**PASSAGE TO READ:**
━━━

Background: Hypoandrogenicity is common in obesity and in chronic inflammatory diseases such as systemic lupus erythematosus (SLE) and rheumatoid arthritis (RA). Adrenal androgens such as androstenedione (ASD) and dehydroepiandrosterone (DHEA) sulphate are low, which partly depends on the influence of TNF in chronic inflammatory diseases. Leptin is stimulated by TNF and is associated with hypoandrogenicity in non-inflammatory conditions.

Objective: To study the interrelation between serum levels of leptin and adrenal steroids in SLE and RA.

Methods: In a retrospective study, serum levels of leptin, ASD, DHEA, and 17-hydroxyprogesterone (17OHP) were measured by ELISA, and serum levels of cortisol by radioimmunoassay in 30 patients with RA, 32 with SLE, and 54 healthy control subjects (HS).

━━━

Saved data entries
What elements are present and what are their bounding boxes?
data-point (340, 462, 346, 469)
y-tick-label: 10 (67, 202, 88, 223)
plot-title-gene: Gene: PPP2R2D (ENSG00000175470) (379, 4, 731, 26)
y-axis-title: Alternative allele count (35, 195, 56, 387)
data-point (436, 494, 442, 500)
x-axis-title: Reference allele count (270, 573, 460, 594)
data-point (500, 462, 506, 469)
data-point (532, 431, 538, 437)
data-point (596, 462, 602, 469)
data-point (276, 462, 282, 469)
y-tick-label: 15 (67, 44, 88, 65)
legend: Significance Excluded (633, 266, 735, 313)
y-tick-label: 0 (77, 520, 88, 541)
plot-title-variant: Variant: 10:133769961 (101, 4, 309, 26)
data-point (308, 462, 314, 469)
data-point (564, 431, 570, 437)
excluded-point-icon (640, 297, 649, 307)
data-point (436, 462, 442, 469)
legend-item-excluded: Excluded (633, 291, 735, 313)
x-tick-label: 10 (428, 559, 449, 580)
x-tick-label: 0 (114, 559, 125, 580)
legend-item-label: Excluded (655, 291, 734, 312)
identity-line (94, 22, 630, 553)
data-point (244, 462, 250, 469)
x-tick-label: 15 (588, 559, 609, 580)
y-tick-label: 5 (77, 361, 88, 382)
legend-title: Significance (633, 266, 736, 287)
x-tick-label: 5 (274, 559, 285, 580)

━━━

**WHAT YOU NEED TO DO:**
1. Transcribe the abstract on leptin and adrenal steroids from "Objective: To study" to "control subjects (HS).".
2. Summarize the abstract on leptin and adrenal steroids in two sentences.
The entries are separate material, apart from the abstract on leptin and adrenal steroids.

**REPLIES:**
1.
Objective: To study the interrelation between serum levels of leptin and adrenal steroids in SLE and RA.

Methods: In a retrospective study, serum levels of leptin, ASD, DHEA, and 17-hydroxyprogesterone (17OHP) were measured by ELISA, and serum levels of cortisol by radioimmunoassay in 30 patients with RA, 32 with SLE, and 54 healthy control subjects (HS).

2. Hypoandrogenicity is common in obesity and in chronic inflammatory diseases such as SLE and RA, where low adrenal androgens partly depend on TNF, and leptin, which TNF stimulates, is associated with hypoandrogenicity in non-inflammatory conditions. To study how serum leptin relates to adrenal steroids in SLE and RA, a retrospective study measured leptin, ASD, DHEA, 17OHP, and cortisol in 30 patients with RA, 32 with SLE, and 54 healthy control subjects.